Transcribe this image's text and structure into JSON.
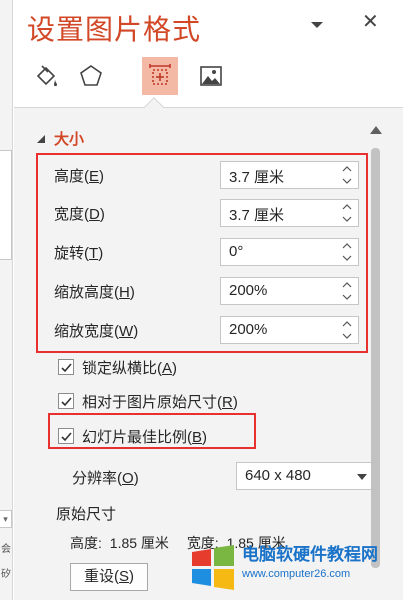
{
  "pane": {
    "title": "设置图片格式",
    "tabs": [
      {
        "name": "fill-line-icon",
        "active": false
      },
      {
        "name": "effects-icon",
        "active": false
      },
      {
        "name": "size-properties-icon",
        "active": true
      },
      {
        "name": "picture-icon",
        "active": false
      }
    ]
  },
  "size_section": {
    "header": "大小",
    "fields": [
      {
        "label": "高度",
        "key": "E",
        "value": "3.7 厘米"
      },
      {
        "label": "宽度",
        "key": "D",
        "value": "3.7 厘米"
      },
      {
        "label": "旋转",
        "key": "T",
        "value": "0°"
      },
      {
        "label": "缩放高度",
        "key": "H",
        "value": "200%"
      },
      {
        "label": "缩放宽度",
        "key": "W",
        "value": "200%"
      }
    ],
    "checks": [
      {
        "label": "锁定纵横比",
        "key": "A",
        "checked": true
      },
      {
        "label": "相对于图片原始尺寸",
        "key": "R",
        "checked": true
      },
      {
        "label": "幻灯片最佳比例",
        "key": "B",
        "checked": true
      }
    ],
    "resolution": {
      "label": "分辨率",
      "key": "O",
      "value": "640 x 480"
    },
    "original": {
      "label": "原始尺寸",
      "height_label": "高度:",
      "height_value": "1.85 厘米",
      "width_label": "宽度:",
      "width_value": "1.85 厘米"
    },
    "reset": {
      "label": "重设",
      "key": "S"
    }
  },
  "watermark": {
    "title": "电脑软硬件教程网",
    "url": "www.computer26.com"
  },
  "colors": {
    "accent": "#d24726",
    "highlight_box": "#e8312f",
    "active_tab": "#f4b9a5",
    "watermark_blue": "#1a73c9"
  }
}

● ● ● ●

> TASK TO CARRY OUT: Working from the material above, state how many lines contain "icon"; give only the number.

> FINISHED TASK: 4